Keep the wording of each record exactly the same when you repeat it, and leave out pictures.
** START OF ENTRIES PROVIDED **
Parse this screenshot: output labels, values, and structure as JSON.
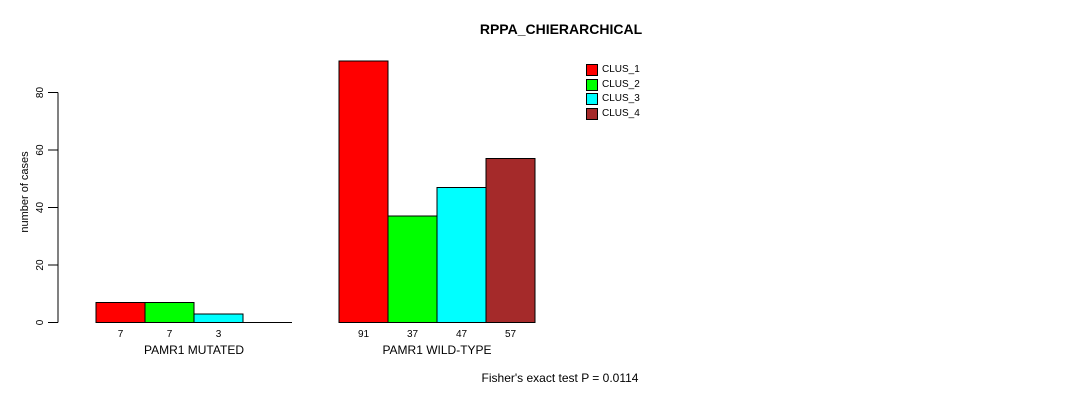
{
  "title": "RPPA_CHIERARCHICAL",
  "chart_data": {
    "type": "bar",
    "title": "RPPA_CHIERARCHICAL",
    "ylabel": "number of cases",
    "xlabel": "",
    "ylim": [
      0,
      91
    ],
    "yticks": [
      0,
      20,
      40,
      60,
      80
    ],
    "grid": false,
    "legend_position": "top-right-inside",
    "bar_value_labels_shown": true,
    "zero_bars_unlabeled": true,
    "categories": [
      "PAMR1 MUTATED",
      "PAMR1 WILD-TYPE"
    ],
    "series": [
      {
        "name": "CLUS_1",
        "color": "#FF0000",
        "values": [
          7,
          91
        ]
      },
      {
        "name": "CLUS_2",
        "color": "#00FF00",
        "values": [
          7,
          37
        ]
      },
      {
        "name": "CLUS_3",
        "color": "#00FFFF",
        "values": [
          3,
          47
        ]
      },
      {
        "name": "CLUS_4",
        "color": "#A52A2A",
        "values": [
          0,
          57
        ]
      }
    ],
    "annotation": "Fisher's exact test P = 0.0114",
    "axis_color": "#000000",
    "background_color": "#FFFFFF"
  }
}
** END OF ENTRIES PROVIDED **
## [TASK SOLUTION]
Parse this screenshot: output labels, values, and structure as JSON.
{
  "title": "RPPA_CHIERARCHICAL",
  "chart_data": {
    "type": "bar",
    "title": "RPPA_CHIERARCHICAL",
    "ylabel": "number of cases",
    "xlabel": "",
    "ylim": [
      0,
      91
    ],
    "yticks": [
      0,
      20,
      40,
      60,
      80
    ],
    "grid": false,
    "legend_position": "top-right-inside",
    "bar_value_labels_shown": true,
    "zero_bars_unlabeled": true,
    "categories": [
      "PAMR1 MUTATED",
      "PAMR1 WILD-TYPE"
    ],
    "series": [
      {
        "name": "CLUS_1",
        "color": "#FF0000",
        "values": [
          7,
          91
        ]
      },
      {
        "name": "CLUS_2",
        "color": "#00FF00",
        "values": [
          7,
          37
        ]
      },
      {
        "name": "CLUS_3",
        "color": "#00FFFF",
        "values": [
          3,
          47
        ]
      },
      {
        "name": "CLUS_4",
        "color": "#A52A2A",
        "values": [
          0,
          57
        ]
      }
    ],
    "annotation": "Fisher's exact test P = 0.0114",
    "axis_color": "#000000",
    "background_color": "#FFFFFF"
  }
}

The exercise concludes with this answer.